Pictures do not belong in the copy; quote every entry below exactly.
-=-=-=-=-
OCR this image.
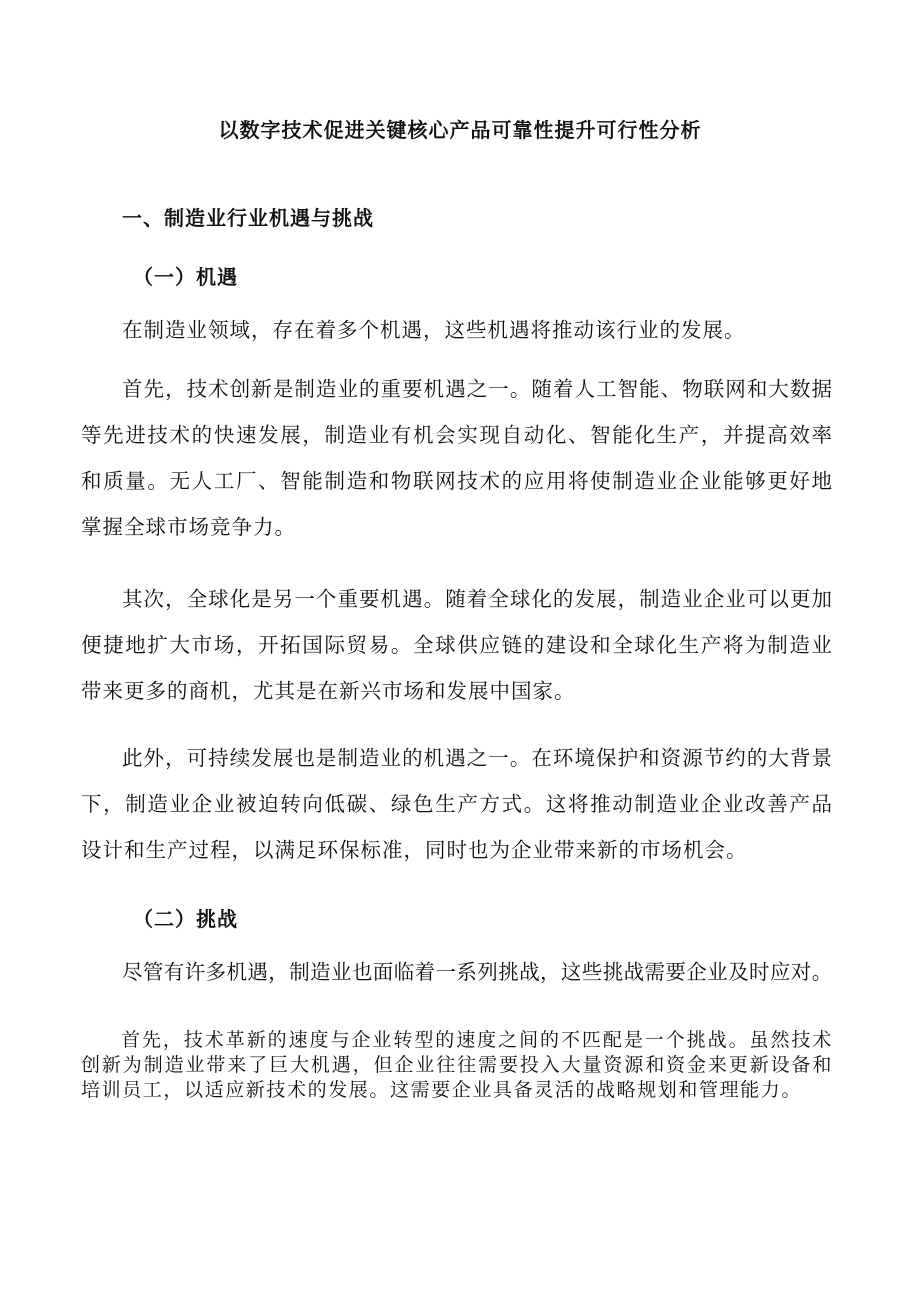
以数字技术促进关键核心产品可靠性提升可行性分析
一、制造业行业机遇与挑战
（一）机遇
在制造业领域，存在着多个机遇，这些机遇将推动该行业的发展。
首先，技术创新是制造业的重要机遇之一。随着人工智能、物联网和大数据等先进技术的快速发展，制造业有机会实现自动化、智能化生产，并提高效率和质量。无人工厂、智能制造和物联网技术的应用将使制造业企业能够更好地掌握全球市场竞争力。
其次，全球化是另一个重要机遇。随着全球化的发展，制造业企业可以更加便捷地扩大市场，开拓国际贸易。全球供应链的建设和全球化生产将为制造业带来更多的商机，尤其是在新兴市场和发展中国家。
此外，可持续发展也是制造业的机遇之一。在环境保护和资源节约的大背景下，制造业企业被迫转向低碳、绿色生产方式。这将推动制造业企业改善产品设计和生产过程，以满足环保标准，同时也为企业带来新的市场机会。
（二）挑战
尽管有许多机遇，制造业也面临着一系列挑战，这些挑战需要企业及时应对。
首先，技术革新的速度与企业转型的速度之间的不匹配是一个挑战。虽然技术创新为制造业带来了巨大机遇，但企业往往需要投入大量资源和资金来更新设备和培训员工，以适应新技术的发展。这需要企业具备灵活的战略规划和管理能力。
-=-=-=-=-
# [Answer in full]
OCR this image.
以数字技术促进关键核心产品可靠性提升可行性分析
一、制造业行业机遇与挑战
（一）机遇
在制造业领域，存在着多个机遇，这些机遇将推动该行业的发展。
首先，技术创新是制造业的重要机遇之一。随着人工智能、物联网和大数据等先进技术的快速发展，制造业有机会实现自动化、智能化生产，并提高效率和质量。无人工厂、智能制造和物联网技术的应用将使制造业企业能够更好地掌握全球市场竞争力。
其次，全球化是另一个重要机遇。随着全球化的发展，制造业企业可以更加便捷地扩大市场，开拓国际贸易。全球供应链的建设和全球化生产将为制造业带来更多的商机，尤其是在新兴市场和发展中国家。
此外，可持续发展也是制造业的机遇之一。在环境保护和资源节约的大背景下，制造业企业被迫转向低碳、绿色生产方式。这将推动制造业企业改善产品设计和生产过程，以满足环保标准，同时也为企业带来新的市场机会。
（二）挑战
尽管有许多机遇，制造业也面临着一系列挑战，这些挑战需要企业及时应对。
首先，技术革新的速度与企业转型的速度之间的不匹配是一个挑战。虽然技术创新为制造业带来了巨大机遇，但企业往往需要投入大量资源和资金来更新设备和培训员工，以适应新技术的发展。这需要企业具备灵活的战略规划和管理能力。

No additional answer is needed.